> Excerpted text
I'm using the following code to run the Java MapReduce application in an AWS EMR. Now, I need to run this in the TEZ engine, not the MapReduce engine. When I changed the mapreduce.framework.name
property to yarn-tez
and tested it against a smaller data set it worked. But when I run the application against a much higher data set it executes the map jobs 100%, but reduce jobs are stuck at 0% when I check the application status using yarn application -status
command, it's showing as the progress 0%. Will you be able to help me to understand the issue here?
public class MyFirstMapReduceMain {
public static void main(String[] args) {
try {
String inputSource = args[0];
String outputResult = args[1];
String hostName = args.length > 2 ? args[2] : "localhost";
String port = args.length > 3 ? args[3] : "10000";
String database = args.length > 4 ? args[4] : "hive_test_db";
String username = args.length > 5 ? args[5] : "";
String password = args.length > 6 ? args[6] : "";
String appType = args.length > 7 ? args[7] : "";
Configuration conf = new Configuration();
conf.set("reducer-hive-host", hostName);
conf.set("reducer-hive-port", port);
conf.set("reducer-hive-db", database);
conf.set("reducer-hive-un", username);
conf.set("reducer-hive-pw", password);
conf.set("mapreduce.framework.name", "yarn-tez");
conf.set("mapreduce.input.fileinputformat.inputformat", "org.apache.hadoop.ql.io.RCFileInputFormat");
conf.setInt("mapreduce.task.timeout", 1800000);
conf.setInt("mapred.task.timeout", 1800000);
Job job = Job.getInstance(conf, "MyFirst MapReduce Job");
setTextOutputFormatSeparator(job, "|");
job.setNumReduceTasks(Integer.valueOf(reduceCount));
job.setJarByClass(MyFirstMapReduceMain.class);
job.setMapperClass(MyMapper.class);
job.setReducerClass(MyReducer.class);
job.setMapOutputKeyClass(Text.class);
job.setMapOutputValueClass(Text.class);
job.setOutputKeyClass(Text.class);
job.setOutputValueClass(Text.class);
job.setInputFormatClass(TextInputFormat.class);
job.setOutputFormatClass(TextOutputFormat.class);
FileInputFormat.setInputPaths(job, new Path(inputSource));
FileOutputFormat.setOutputPath(job, new Path(outputResult));
if (job.waitForCompletion(true)) {
HiveHelper.loadOutputToHiveTable(new Path(outputResult), hostName, port, database, username, password, "output_hive_table");
} else {
System.exit(1);
}
} catch (Exception e) {
log.error("Exception occurred when executing MyFirstMapReduceMain", e);
}
}

> Objectives
(1) Render the sentence "Now, I need to run this in the TEZ engine, not the MapReduce engine." from the EMR question in Spanish.
(2) From the EMR question, write out everything from "I'm using the" down to "the issue here?".

Dataset excerpt:
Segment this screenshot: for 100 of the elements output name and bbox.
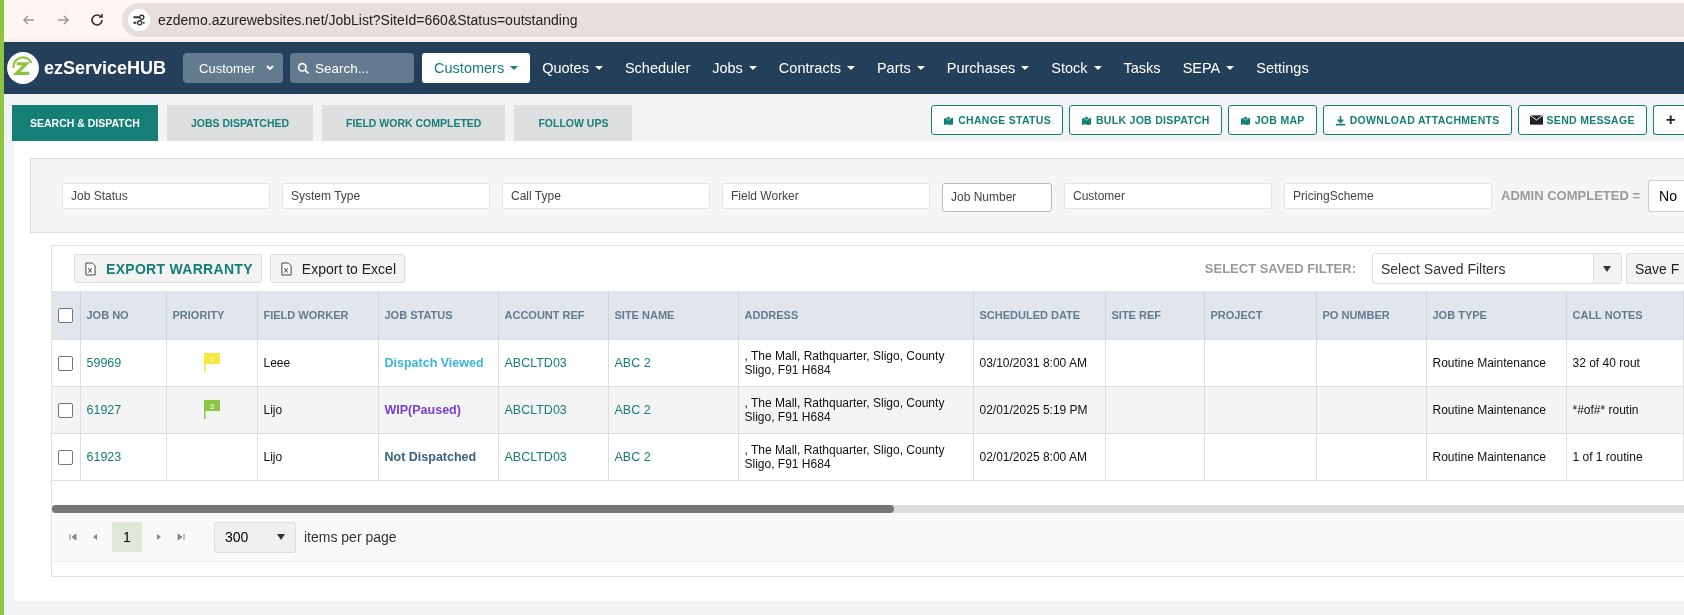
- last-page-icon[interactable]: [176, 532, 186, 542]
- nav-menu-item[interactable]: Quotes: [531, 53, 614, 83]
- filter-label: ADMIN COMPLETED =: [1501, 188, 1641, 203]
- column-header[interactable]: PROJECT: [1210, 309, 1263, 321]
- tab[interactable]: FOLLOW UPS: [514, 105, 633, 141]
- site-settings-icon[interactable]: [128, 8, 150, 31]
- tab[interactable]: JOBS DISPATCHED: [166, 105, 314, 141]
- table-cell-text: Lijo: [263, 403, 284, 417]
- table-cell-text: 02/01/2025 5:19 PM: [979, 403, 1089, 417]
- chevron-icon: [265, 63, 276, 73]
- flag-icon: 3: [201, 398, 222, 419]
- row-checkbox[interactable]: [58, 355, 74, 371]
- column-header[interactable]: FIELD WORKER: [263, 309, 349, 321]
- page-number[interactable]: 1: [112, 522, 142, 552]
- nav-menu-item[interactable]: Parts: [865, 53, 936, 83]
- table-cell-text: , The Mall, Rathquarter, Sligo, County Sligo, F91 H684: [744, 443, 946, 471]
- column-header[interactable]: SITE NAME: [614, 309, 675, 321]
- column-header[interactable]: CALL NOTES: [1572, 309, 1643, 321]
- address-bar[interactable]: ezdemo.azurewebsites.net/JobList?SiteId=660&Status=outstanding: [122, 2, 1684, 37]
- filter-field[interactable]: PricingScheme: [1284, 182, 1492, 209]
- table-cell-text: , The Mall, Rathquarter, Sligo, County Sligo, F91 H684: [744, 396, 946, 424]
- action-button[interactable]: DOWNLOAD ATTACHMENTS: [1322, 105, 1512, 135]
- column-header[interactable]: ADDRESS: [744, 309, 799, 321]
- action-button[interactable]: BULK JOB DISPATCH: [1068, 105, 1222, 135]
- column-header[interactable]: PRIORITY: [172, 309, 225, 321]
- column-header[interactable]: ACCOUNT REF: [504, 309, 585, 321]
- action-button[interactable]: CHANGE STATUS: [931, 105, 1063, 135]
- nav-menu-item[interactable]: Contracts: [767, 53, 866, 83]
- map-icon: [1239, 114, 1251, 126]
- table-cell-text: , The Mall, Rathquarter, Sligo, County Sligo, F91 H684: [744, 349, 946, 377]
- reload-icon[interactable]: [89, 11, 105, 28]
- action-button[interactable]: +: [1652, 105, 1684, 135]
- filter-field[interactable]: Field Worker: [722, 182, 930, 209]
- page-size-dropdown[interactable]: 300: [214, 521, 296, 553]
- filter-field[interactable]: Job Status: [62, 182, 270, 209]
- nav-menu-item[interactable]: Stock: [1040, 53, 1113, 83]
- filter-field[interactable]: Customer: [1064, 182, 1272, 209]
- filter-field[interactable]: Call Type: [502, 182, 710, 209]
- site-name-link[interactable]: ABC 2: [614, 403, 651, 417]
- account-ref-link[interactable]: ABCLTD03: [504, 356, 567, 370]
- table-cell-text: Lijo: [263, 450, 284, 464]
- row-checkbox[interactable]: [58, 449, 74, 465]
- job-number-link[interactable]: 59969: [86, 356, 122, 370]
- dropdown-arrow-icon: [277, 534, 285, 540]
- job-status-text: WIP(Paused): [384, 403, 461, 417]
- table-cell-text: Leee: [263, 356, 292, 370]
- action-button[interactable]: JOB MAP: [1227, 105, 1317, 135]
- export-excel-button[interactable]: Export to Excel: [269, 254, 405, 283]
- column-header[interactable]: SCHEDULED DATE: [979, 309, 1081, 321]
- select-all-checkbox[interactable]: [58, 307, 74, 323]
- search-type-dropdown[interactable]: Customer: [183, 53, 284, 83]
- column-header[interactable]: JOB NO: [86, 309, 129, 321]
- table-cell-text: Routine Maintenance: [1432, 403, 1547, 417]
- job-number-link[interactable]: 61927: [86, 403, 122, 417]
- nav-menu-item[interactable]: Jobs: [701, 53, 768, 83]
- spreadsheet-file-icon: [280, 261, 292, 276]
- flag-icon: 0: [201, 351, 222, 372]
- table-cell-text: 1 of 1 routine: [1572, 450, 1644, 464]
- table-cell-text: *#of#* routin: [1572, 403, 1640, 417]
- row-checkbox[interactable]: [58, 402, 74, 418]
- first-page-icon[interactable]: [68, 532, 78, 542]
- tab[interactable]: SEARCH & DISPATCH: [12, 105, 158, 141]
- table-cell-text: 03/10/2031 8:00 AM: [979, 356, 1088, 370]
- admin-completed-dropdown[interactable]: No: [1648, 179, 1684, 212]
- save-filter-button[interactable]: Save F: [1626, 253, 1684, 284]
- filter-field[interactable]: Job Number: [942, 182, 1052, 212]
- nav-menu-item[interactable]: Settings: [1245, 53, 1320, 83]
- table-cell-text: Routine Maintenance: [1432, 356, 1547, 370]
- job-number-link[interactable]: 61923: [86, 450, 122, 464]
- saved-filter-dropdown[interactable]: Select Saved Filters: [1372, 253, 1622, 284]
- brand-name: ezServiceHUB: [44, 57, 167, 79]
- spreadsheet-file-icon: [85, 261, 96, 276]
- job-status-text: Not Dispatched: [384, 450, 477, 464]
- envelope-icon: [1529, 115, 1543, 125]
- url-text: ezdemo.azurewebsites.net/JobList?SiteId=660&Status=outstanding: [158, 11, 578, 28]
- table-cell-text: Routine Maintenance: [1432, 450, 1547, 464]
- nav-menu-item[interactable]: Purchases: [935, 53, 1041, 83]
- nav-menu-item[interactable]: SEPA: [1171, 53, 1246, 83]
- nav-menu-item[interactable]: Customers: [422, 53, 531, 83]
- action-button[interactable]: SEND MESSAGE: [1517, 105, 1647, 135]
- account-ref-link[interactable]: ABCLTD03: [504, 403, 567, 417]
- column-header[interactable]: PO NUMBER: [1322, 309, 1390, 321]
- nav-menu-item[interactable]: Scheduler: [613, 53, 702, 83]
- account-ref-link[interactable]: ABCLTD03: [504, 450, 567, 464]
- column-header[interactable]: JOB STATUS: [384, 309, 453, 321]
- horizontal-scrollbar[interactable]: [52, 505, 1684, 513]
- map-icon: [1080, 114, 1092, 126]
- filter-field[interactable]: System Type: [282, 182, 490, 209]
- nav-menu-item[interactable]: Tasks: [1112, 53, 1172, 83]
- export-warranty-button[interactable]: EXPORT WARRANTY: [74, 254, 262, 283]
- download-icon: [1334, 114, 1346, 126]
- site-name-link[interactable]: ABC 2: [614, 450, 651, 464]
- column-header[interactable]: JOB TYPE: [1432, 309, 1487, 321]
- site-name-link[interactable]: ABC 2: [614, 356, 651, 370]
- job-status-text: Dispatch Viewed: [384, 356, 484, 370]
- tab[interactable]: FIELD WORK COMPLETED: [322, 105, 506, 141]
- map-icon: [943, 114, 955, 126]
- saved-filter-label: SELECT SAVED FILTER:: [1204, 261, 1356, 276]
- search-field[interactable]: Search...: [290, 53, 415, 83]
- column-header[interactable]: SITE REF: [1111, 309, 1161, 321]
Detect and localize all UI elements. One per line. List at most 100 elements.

> Task solutions
(1) Ahora necesito ejecutar esto en el motor TEZ, no en el motor MapReduce.

(2)
I'm using the following code to run the Java MapReduce application in an AWS EMR. Now, I need to run this in the TEZ engine, not the MapReduce engine. When I changed the mapreduce.framework.name
property to yarn-tez
and tested it against a smaller data set it worked. But when I run the application against a much higher data set it executes the map jobs 100%, but reduce jobs are stuck at 0% when I check the application status using yarn application -status
command, it's showing as the progress 0%. Will you be able to help me to understand the issue here?